(Part of a data file)
----------

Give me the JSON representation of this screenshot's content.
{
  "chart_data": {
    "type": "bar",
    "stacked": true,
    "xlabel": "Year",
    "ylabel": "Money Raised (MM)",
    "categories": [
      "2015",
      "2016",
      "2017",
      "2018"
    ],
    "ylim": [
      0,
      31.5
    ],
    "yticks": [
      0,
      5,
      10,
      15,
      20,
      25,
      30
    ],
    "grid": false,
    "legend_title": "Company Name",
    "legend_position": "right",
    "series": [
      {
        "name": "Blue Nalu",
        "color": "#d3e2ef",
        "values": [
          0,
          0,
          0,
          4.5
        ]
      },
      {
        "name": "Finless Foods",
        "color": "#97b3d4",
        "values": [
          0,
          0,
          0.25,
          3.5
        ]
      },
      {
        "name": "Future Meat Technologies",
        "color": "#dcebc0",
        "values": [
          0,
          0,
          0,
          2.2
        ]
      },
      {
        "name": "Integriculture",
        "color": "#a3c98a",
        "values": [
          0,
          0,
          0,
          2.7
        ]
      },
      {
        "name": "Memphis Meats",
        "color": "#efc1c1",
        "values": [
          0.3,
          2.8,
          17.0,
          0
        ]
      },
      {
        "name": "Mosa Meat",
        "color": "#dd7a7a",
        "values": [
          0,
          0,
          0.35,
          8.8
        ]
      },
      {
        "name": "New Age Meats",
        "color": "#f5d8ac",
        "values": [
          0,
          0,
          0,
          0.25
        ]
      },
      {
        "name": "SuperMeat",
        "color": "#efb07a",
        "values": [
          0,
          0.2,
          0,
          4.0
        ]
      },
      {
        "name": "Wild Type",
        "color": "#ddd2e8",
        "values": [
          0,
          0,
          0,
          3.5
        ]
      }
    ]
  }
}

----------

Which lines hold the word "color"? Copy each of them from the records.

Expected answer:
        "color": "#d3e2ef",
        "color": "#97b3d4",
        "color": "#dcebc0",
        "color": "#a3c98a",
        "color": "#efc1c1",
        "color": "#dd7a7a",
        "color": "#f5d8ac",
        "color": "#efb07a",
        "color": "#ddd2e8",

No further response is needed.